[Stored data]
>> BEGIN

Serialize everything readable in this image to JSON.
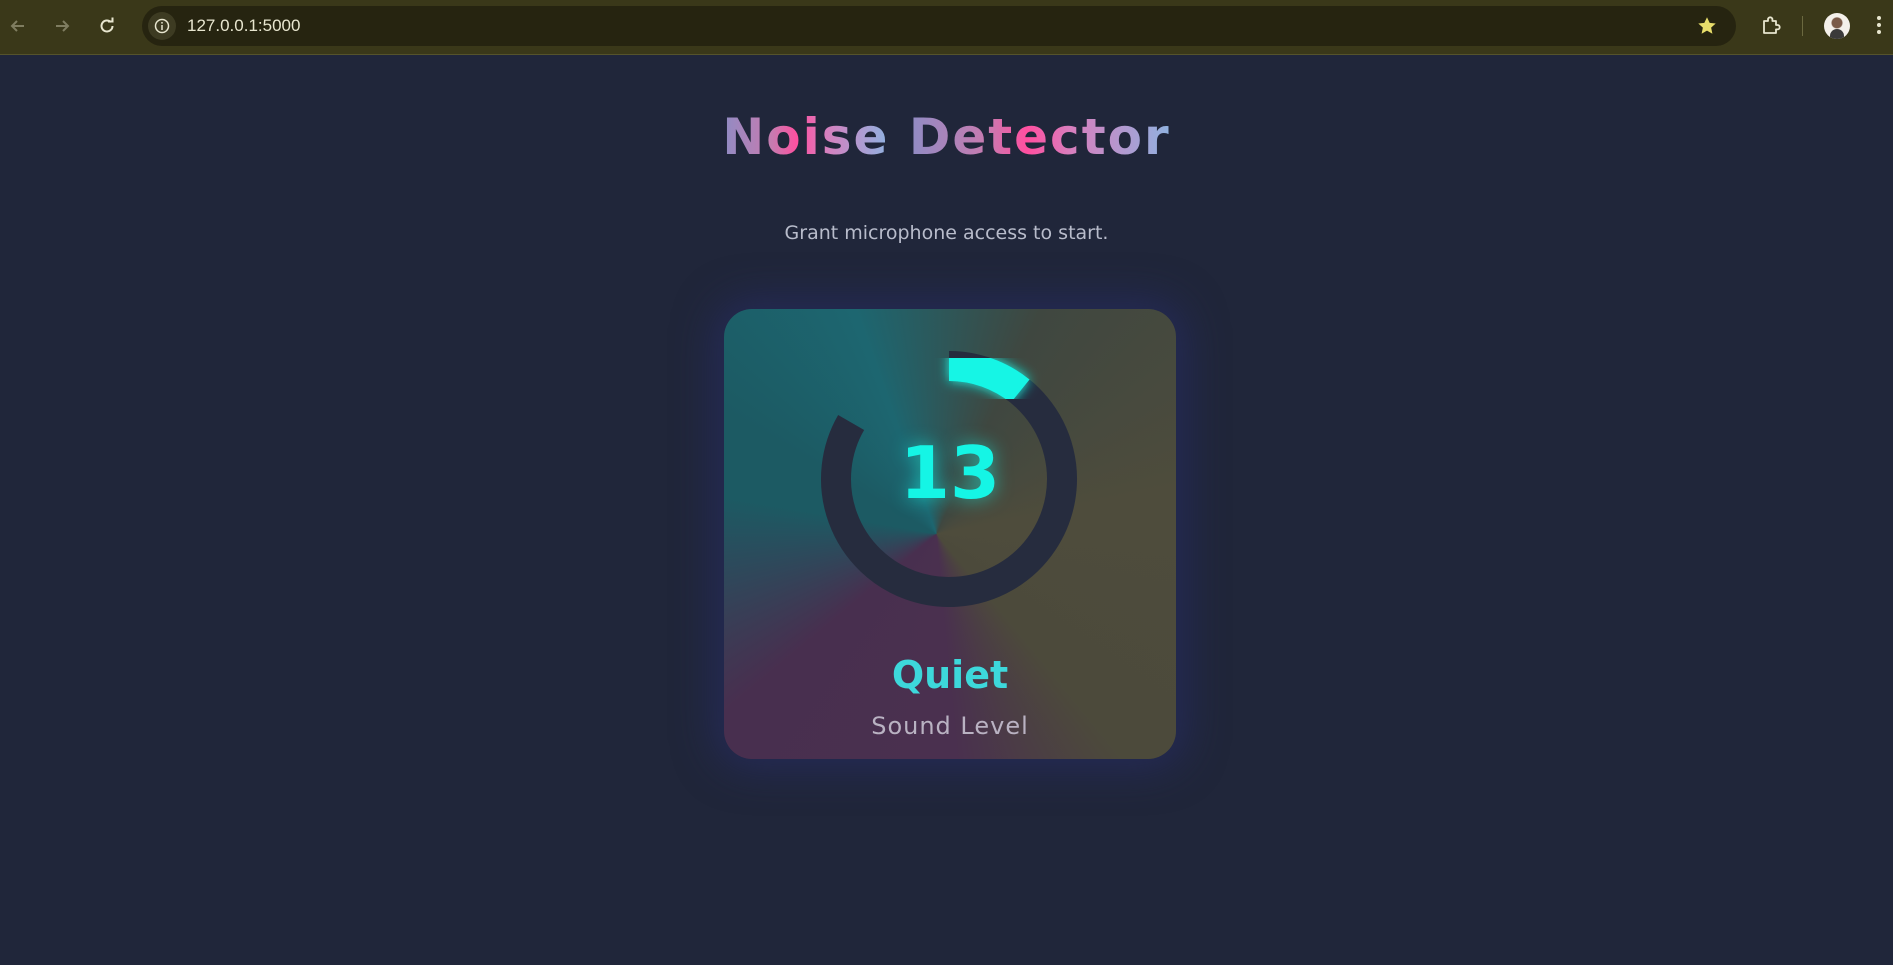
{
  "browser": {
    "url": "127.0.0.1:5000",
    "icons": [
      "back-arrow-icon",
      "forward-arrow-icon",
      "reload-icon",
      "site-info-icon",
      "bookmark-star-icon",
      "extensions-puzzle-icon",
      "profile-avatar",
      "kebab-menu-icon"
    ]
  },
  "page": {
    "title_part1": "Noise",
    "title_part2": "Detector",
    "subtitle": "Grant microphone access to start.",
    "meter": {
      "value": "13",
      "level_fraction": 0.13,
      "status": "Quiet",
      "caption": "Sound Level"
    }
  },
  "colors": {
    "accent": "#15f5e5",
    "title_pink": "#ff4fa0",
    "ring_track": "#262c3e",
    "background": "#20263a"
  }
}
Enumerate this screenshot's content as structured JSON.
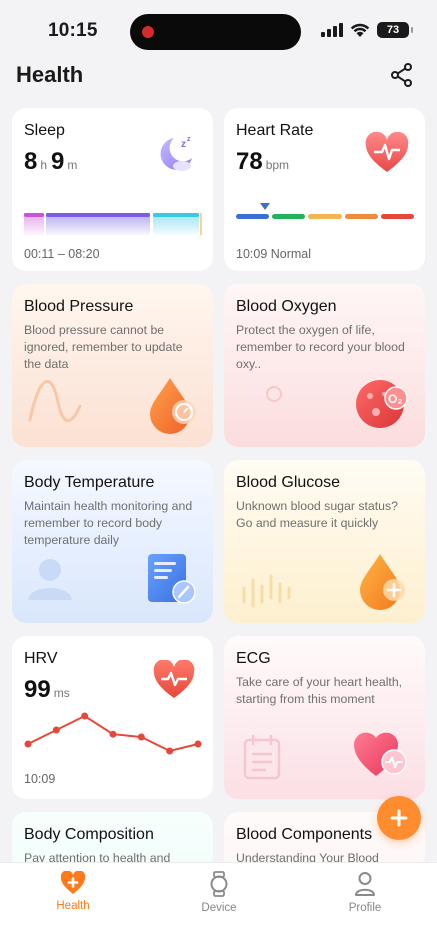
{
  "status_bar": {
    "time": "10:15",
    "battery": "73"
  },
  "header": {
    "title": "Health"
  },
  "cards": {
    "sleep": {
      "title": "Sleep",
      "hours": "8",
      "hours_unit": "h",
      "minutes": "9",
      "minutes_unit": "m",
      "range": "00:11 – 08:20"
    },
    "heart_rate": {
      "title": "Heart Rate",
      "value": "78",
      "unit": "bpm",
      "footer": "10:09 Normal"
    },
    "blood_pressure": {
      "title": "Blood Pressure",
      "desc": "Blood pressure cannot be ignored, remember to update the data"
    },
    "blood_oxygen": {
      "title": "Blood Oxygen",
      "desc": "Protect the oxygen of life, remember to record your blood oxy..",
      "badge": "O₂"
    },
    "body_temperature": {
      "title": "Body Temperature",
      "desc": "Maintain health monitoring and remember to record body temperature daily"
    },
    "blood_glucose": {
      "title": "Blood Glucose",
      "desc": "Unknown blood sugar status? Go and measure it quickly"
    },
    "hrv": {
      "title": "HRV",
      "value": "99",
      "unit": "ms",
      "time": "10:09",
      "trend": [
        3,
        2,
        1,
        2.3,
        2.5,
        3.5,
        3
      ]
    },
    "ecg": {
      "title": "ECG",
      "desc": "Take care of your heart health, starting from this moment"
    },
    "body_composition": {
      "title": "Body Composition",
      "desc": "Pay attention to health and"
    },
    "blood_components": {
      "title": "Blood Components",
      "desc": "Understanding Your Blood"
    }
  },
  "tabs": [
    {
      "label": "Health",
      "icon": "health-cross-icon",
      "active": true
    },
    {
      "label": "Device",
      "icon": "watch-icon",
      "active": false
    },
    {
      "label": "Profile",
      "icon": "person-icon",
      "active": false
    }
  ],
  "colors": {
    "accent": "#ff7a1a",
    "heart_rate_scale": [
      "#3b6fd8",
      "#22b35a",
      "#f4b452",
      "#f08a3c",
      "#e5483a"
    ],
    "hrv_line": "#e5483a"
  }
}
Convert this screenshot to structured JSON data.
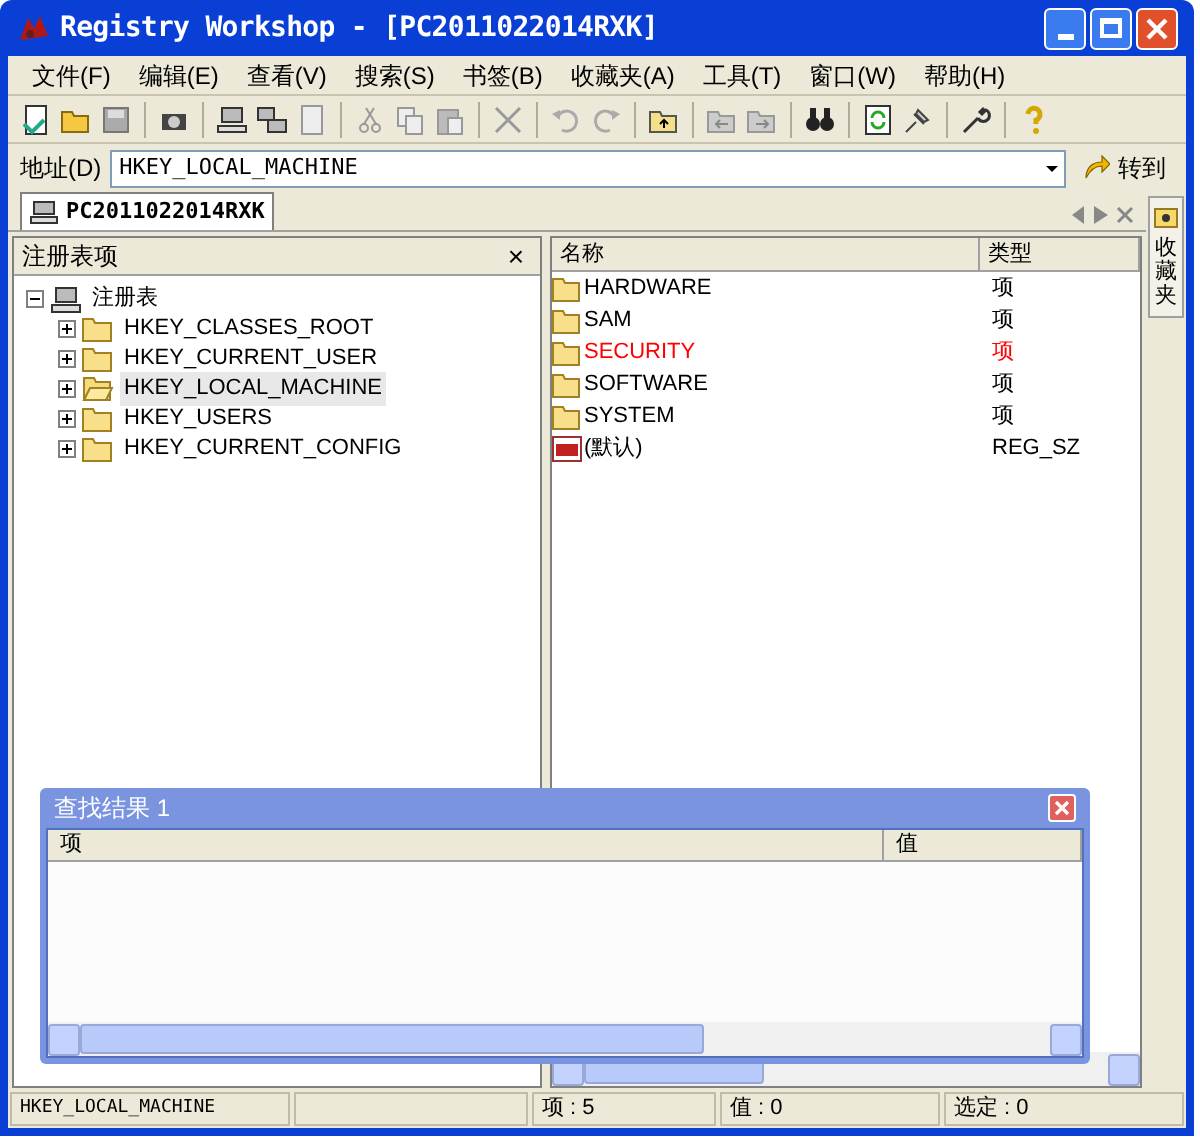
{
  "window": {
    "title": "Registry Workshop - [PC2011022014RXK]"
  },
  "menu": [
    "文件(F)",
    "编辑(E)",
    "查看(V)",
    "搜索(S)",
    "书签(B)",
    "收藏夹(A)",
    "工具(T)",
    "窗口(W)",
    "帮助(H)"
  ],
  "address": {
    "label": "地址(D)",
    "value": "HKEY_LOCAL_MACHINE",
    "go_button": "转到"
  },
  "tab": {
    "label": "PC2011022014RXK"
  },
  "side_tab": {
    "label": "收藏夹"
  },
  "tree_panel": {
    "title": "注册表项",
    "close": "×",
    "tree": [
      {
        "label": "注册表",
        "expanded": true,
        "selected": false,
        "children": [
          {
            "label": "HKEY_CLASSES_ROOT",
            "expanded": false,
            "selected": false
          },
          {
            "label": "HKEY_CURRENT_USER",
            "expanded": false,
            "selected": false
          },
          {
            "label": "HKEY_LOCAL_MACHINE",
            "expanded": false,
            "selected": true
          },
          {
            "label": "HKEY_USERS",
            "expanded": false,
            "selected": false
          },
          {
            "label": "HKEY_CURRENT_CONFIG",
            "expanded": false,
            "selected": false
          }
        ]
      }
    ]
  },
  "values_list": {
    "columns": [
      "名称",
      "类型"
    ],
    "rows": [
      {
        "kind": "folder",
        "name": "HARDWARE",
        "type": "项",
        "color": "#000000"
      },
      {
        "kind": "folder",
        "name": "SAM",
        "type": "项",
        "color": "#000000"
      },
      {
        "kind": "folder",
        "name": "SECURITY",
        "type": "项",
        "color": "#ff0000"
      },
      {
        "kind": "folder",
        "name": "SOFTWARE",
        "type": "项",
        "color": "#000000"
      },
      {
        "kind": "folder",
        "name": "SYSTEM",
        "type": "项",
        "color": "#000000"
      },
      {
        "kind": "string",
        "name": "(默认)",
        "type": "REG_SZ",
        "color": "#000000"
      }
    ]
  },
  "search_results": {
    "title": "查找结果 1",
    "columns": [
      "项",
      "值"
    ]
  },
  "status_bar": [
    "HKEY_LOCAL_MACHINE",
    "项 : 5",
    "值 : 0",
    "选定 : 0"
  ]
}
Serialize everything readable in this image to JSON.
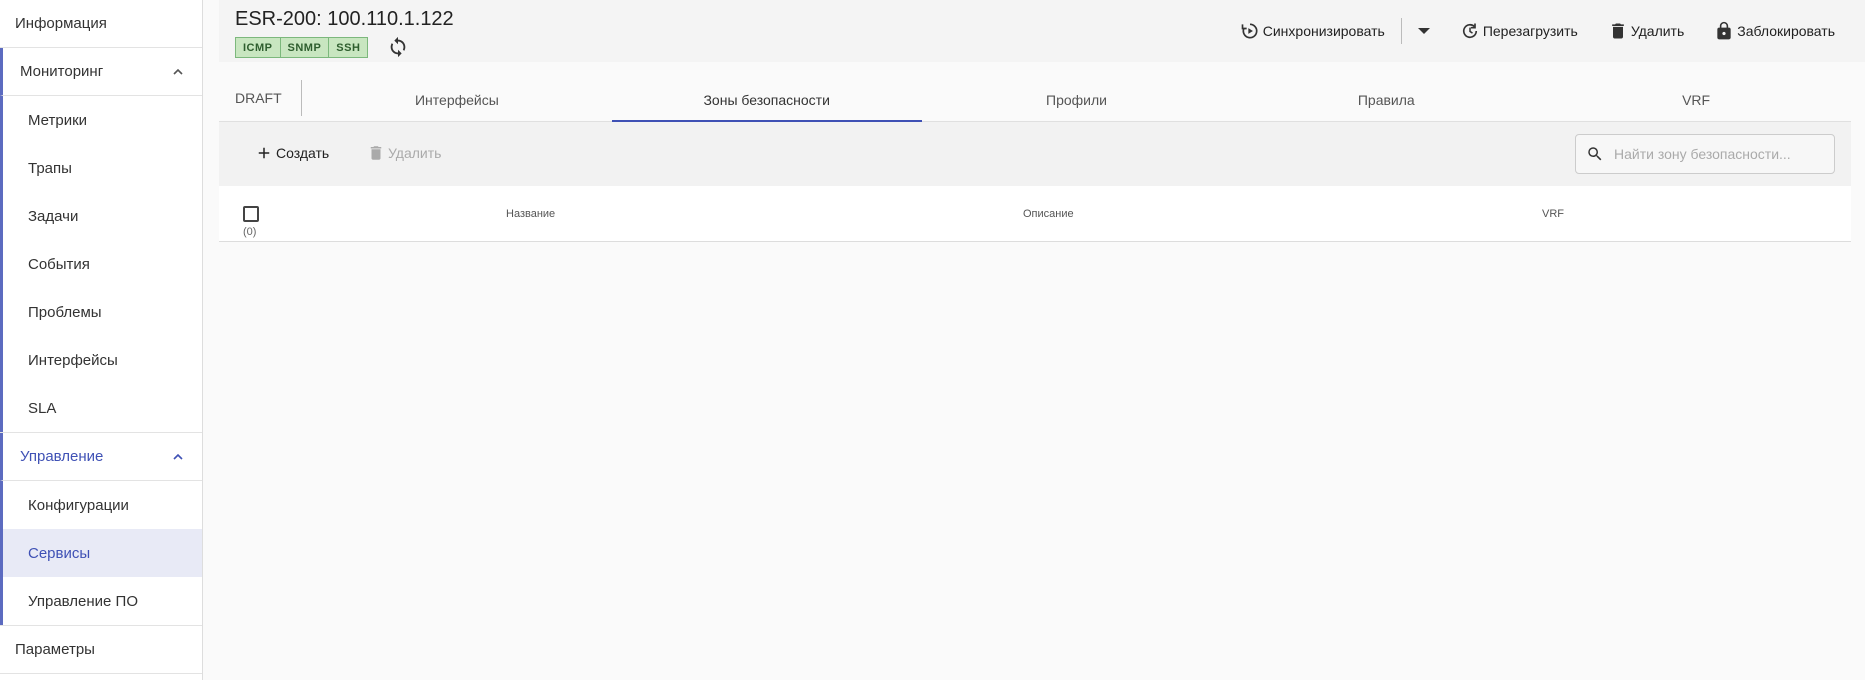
{
  "sidebar": {
    "info": "Информация",
    "monitoring": {
      "label": "Мониторинг",
      "items": [
        "Метрики",
        "Трапы",
        "Задачи",
        "События",
        "Проблемы",
        "Интерфейсы",
        "SLA"
      ]
    },
    "management": {
      "label": "Управление",
      "items": [
        "Конфигурации",
        "Сервисы",
        "Управление ПО"
      ],
      "selected": "Сервисы"
    },
    "params": "Параметры"
  },
  "header": {
    "title": "ESR-200: 100.110.1.122",
    "badges": [
      "ICMP",
      "SNMP",
      "SSH"
    ],
    "actions": {
      "sync": "Синхронизировать",
      "reboot": "Перезагрузить",
      "delete": "Удалить",
      "lock": "Заблокировать"
    }
  },
  "tabs": {
    "draft": "DRAFT",
    "items": [
      "Интерфейсы",
      "Зоны безопасности",
      "Профили",
      "Правила",
      "VRF"
    ],
    "active": "Зоны безопасности"
  },
  "toolbar": {
    "create": "Создать",
    "delete": "Удалить",
    "search_placeholder": "Найти зону безопасности..."
  },
  "table": {
    "count": "(0)",
    "columns": [
      "Название",
      "Описание",
      "VRF"
    ]
  },
  "colors": {
    "accent": "#3f51b5",
    "badge_bg": "#c8e6c0",
    "selected_bg": "#e8eaf6"
  }
}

>> END

WHAT THIS TASK INVOLVES » Except for the pictures, reproduce every line exactly.

TASK RESULT »
Serialize everything readable in this image to JSON.
{
  "browser": {
    "url": "127.0.0.1:5000",
    "icons": [
      "back-arrow-icon",
      "forward-arrow-icon",
      "reload-icon",
      "site-info-icon",
      "bookmark-star-icon",
      "extensions-puzzle-icon",
      "profile-avatar",
      "kebab-menu-icon"
    ]
  },
  "page": {
    "title_part1": "Noise",
    "title_part2": "Detector",
    "subtitle": "Grant microphone access to start.",
    "meter": {
      "value": "13",
      "level_fraction": 0.13,
      "status": "Quiet",
      "caption": "Sound Level"
    }
  },
  "colors": {
    "accent": "#15f5e5",
    "title_pink": "#ff4fa0",
    "ring_track": "#262c3e",
    "background": "#20263a"
  }
}
Enumerate this screenshot's content as structured JSON.
{
  "status_bar": {
    "time": "10:15",
    "battery": "73"
  },
  "header": {
    "title": "Health"
  },
  "cards": {
    "sleep": {
      "title": "Sleep",
      "hours": "8",
      "hours_unit": "h",
      "minutes": "9",
      "minutes_unit": "m",
      "range": "00:11 – 08:20"
    },
    "heart_rate": {
      "title": "Heart Rate",
      "value": "78",
      "unit": "bpm",
      "footer": "10:09 Normal"
    },
    "blood_pressure": {
      "title": "Blood Pressure",
      "desc": "Blood pressure cannot be ignored, remember to update the data"
    },
    "blood_oxygen": {
      "title": "Blood Oxygen",
      "desc": "Protect the oxygen of life, remember to record your blood oxy..",
      "badge": "O₂"
    },
    "body_temperature": {
      "title": "Body Temperature",
      "desc": "Maintain health monitoring and remember to record body temperature daily"
    },
    "blood_glucose": {
      "title": "Blood Glucose",
      "desc": "Unknown blood sugar status? Go and measure it quickly"
    },
    "hrv": {
      "title": "HRV",
      "value": "99",
      "unit": "ms",
      "time": "10:09",
      "trend": [
        3,
        2,
        1,
        2.3,
        2.5,
        3.5,
        3
      ]
    },
    "ecg": {
      "title": "ECG",
      "desc": "Take care of your heart health, starting from this moment"
    },
    "body_composition": {
      "title": "Body Composition",
      "desc": "Pay attention to health and"
    },
    "blood_components": {
      "title": "Blood Components",
      "desc": "Understanding Your Blood"
    }
  },
  "tabs": [
    {
      "label": "Health",
      "icon": "health-cross-icon",
      "active": true
    },
    {
      "label": "Device",
      "icon": "watch-icon",
      "active": false
    },
    {
      "label": "Profile",
      "icon": "person-icon",
      "active": false
    }
  ],
  "colors": {
    "accent": "#ff7a1a",
    "heart_rate_scale": [
      "#3b6fd8",
      "#22b35a",
      "#f4b452",
      "#f08a3c",
      "#e5483a"
    ],
    "hrv_line": "#e5483a"
  }
}
Convert this screenshot to structured JSON data.
{
  "window": {
    "title": "Registry Workshop - [PC2011022014RXK]"
  },
  "menu": [
    "文件(F)",
    "编辑(E)",
    "查看(V)",
    "搜索(S)",
    "书签(B)",
    "收藏夹(A)",
    "工具(T)",
    "窗口(W)",
    "帮助(H)"
  ],
  "address": {
    "label": "地址(D)",
    "value": "HKEY_LOCAL_MACHINE",
    "go_button": "转到"
  },
  "tab": {
    "label": "PC2011022014RXK"
  },
  "side_tab": {
    "label": "收藏夹"
  },
  "tree_panel": {
    "title": "注册表项",
    "close": "×",
    "tree": [
      {
        "label": "注册表",
        "expanded": true,
        "selected": false,
        "children": [
          {
            "label": "HKEY_CLASSES_ROOT",
            "expanded": false,
            "selected": false
          },
          {
            "label": "HKEY_CURRENT_USER",
            "expanded": false,
            "selected": false
          },
          {
            "label": "HKEY_LOCAL_MACHINE",
            "expanded": false,
            "selected": true
          },
          {
            "label": "HKEY_USERS",
            "expanded": false,
            "selected": false
          },
          {
            "label": "HKEY_CURRENT_CONFIG",
            "expanded": false,
            "selected": false
          }
        ]
      }
    ]
  },
  "values_list": {
    "columns": [
      "名称",
      "类型"
    ],
    "rows": [
      {
        "kind": "folder",
        "name": "HARDWARE",
        "type": "项",
        "color": "#000000"
      },
      {
        "kind": "folder",
        "name": "SAM",
        "type": "项",
        "color": "#000000"
      },
      {
        "kind": "folder",
        "name": "SECURITY",
        "type": "项",
        "color": "#ff0000"
      },
      {
        "kind": "folder",
        "name": "SOFTWARE",
        "type": "项",
        "color": "#000000"
      },
      {
        "kind": "folder",
        "name": "SYSTEM",
        "type": "项",
        "color": "#000000"
      },
      {
        "kind": "string",
        "name": "(默认)",
        "type": "REG_SZ",
        "color": "#000000"
      }
    ]
  },
  "search_results": {
    "title": "查找结果 1",
    "columns": [
      "项",
      "值"
    ]
  },
  "status_bar": [
    "HKEY_LOCAL_MACHINE",
    "项 : 5",
    "值 : 0",
    "选定 : 0"
  ]
}
Serialize everything readable in this image to JSON.
{
  "sidebar": {
    "info": "Информация",
    "monitoring": {
      "label": "Мониторинг",
      "items": [
        "Метрики",
        "Трапы",
        "Задачи",
        "События",
        "Проблемы",
        "Интерфейсы",
        "SLA"
      ]
    },
    "management": {
      "label": "Управление",
      "items": [
        "Конфигурации",
        "Сервисы",
        "Управление ПО"
      ],
      "selected": "Сервисы"
    },
    "params": "Параметры"
  },
  "header": {
    "title": "ESR-200: 100.110.1.122",
    "badges": [
      "ICMP",
      "SNMP",
      "SSH"
    ],
    "actions": {
      "sync": "Синхронизировать",
      "reboot": "Перезагрузить",
      "delete": "Удалить",
      "lock": "Заблокировать"
    }
  },
  "tabs": {
    "draft": "DRAFT",
    "items": [
      "Интерфейсы",
      "Зоны безопасности",
      "Профили",
      "Правила",
      "VRF"
    ],
    "active": "Зоны безопасности"
  },
  "toolbar": {
    "create": "Создать",
    "delete": "Удалить",
    "search_placeholder": "Найти зону безопасности..."
  },
  "table": {
    "count": "(0)",
    "columns": [
      "Название",
      "Описание",
      "VRF"
    ]
  },
  "colors": {
    "accent": "#3f51b5",
    "badge_bg": "#c8e6c0",
    "selected_bg": "#e8eaf6"
  }
}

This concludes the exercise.